> TASK TO COMPLETE
Leave out every picture, and restate word for word only the lines from the one containing "Serialize everything readable" through the end of the material.
———
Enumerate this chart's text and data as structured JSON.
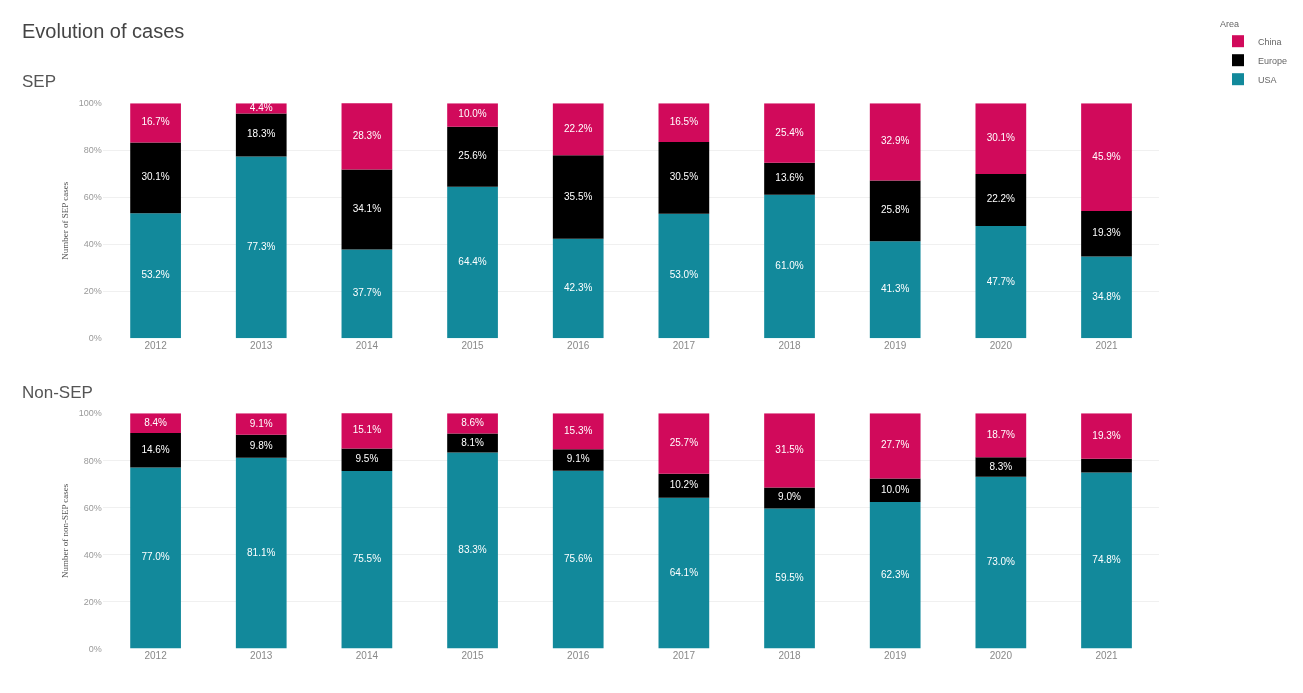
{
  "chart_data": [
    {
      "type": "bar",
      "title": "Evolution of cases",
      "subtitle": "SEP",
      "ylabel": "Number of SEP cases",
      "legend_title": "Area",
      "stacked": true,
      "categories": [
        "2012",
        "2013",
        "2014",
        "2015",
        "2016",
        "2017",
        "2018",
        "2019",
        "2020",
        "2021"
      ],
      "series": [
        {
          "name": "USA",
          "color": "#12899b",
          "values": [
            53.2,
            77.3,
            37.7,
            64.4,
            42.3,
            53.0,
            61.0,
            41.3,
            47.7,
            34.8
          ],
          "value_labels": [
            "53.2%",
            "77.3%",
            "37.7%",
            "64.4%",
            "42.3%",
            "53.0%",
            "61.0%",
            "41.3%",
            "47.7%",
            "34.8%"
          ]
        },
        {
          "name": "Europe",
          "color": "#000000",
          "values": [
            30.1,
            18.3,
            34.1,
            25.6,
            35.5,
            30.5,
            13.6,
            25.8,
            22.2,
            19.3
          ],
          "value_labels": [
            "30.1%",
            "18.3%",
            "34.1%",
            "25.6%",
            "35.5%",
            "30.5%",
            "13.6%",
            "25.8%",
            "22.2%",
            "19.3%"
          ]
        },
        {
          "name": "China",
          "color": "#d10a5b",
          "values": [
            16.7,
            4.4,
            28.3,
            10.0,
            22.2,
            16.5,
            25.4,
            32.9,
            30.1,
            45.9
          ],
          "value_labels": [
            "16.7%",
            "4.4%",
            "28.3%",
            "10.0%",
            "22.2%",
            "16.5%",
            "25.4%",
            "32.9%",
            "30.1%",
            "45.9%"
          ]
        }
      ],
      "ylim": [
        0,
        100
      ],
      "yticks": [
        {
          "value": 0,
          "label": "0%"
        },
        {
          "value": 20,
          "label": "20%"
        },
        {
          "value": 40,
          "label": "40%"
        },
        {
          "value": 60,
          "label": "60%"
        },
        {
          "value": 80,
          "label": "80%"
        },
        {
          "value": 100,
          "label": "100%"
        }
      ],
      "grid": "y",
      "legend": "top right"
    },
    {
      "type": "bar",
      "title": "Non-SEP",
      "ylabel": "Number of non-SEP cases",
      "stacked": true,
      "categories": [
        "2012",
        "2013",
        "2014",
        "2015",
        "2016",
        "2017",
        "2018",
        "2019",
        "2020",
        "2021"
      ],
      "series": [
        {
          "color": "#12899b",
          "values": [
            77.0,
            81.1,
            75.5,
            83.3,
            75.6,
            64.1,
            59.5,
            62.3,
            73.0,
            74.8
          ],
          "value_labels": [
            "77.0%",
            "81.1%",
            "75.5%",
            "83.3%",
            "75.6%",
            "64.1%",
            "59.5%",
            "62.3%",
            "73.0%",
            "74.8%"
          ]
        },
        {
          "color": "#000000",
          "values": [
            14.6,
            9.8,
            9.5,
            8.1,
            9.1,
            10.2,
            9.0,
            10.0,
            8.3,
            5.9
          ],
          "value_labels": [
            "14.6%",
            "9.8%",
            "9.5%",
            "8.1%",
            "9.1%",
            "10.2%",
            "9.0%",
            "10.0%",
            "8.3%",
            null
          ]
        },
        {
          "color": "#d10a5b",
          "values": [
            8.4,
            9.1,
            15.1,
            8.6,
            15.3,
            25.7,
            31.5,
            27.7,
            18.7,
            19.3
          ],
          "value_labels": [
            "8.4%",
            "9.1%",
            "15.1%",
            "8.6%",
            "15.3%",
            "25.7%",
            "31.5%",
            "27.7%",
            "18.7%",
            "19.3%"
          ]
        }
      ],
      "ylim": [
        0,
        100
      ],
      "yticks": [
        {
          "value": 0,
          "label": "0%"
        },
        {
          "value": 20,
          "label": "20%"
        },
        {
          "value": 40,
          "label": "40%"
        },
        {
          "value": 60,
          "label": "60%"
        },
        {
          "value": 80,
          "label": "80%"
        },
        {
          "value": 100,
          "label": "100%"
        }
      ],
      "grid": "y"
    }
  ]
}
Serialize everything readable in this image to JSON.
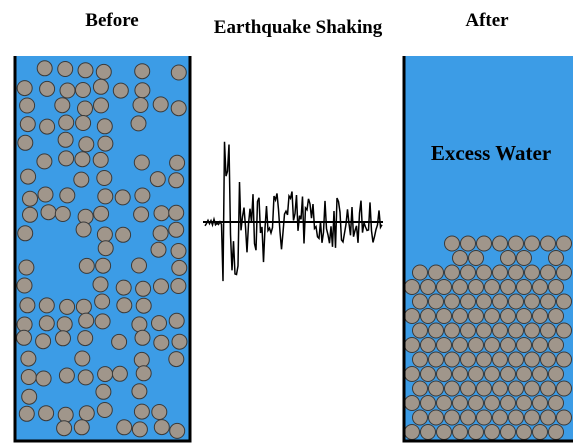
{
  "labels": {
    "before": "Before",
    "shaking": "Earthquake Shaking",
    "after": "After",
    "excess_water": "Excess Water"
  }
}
———
> WRITTEN SOLUTION
Serialize everything readable in this image to JSON.
{
  "labels": {
    "before": "Before",
    "shaking": "Earthquake Shaking",
    "after": "After",
    "excess_water": "Excess Water"
  }
}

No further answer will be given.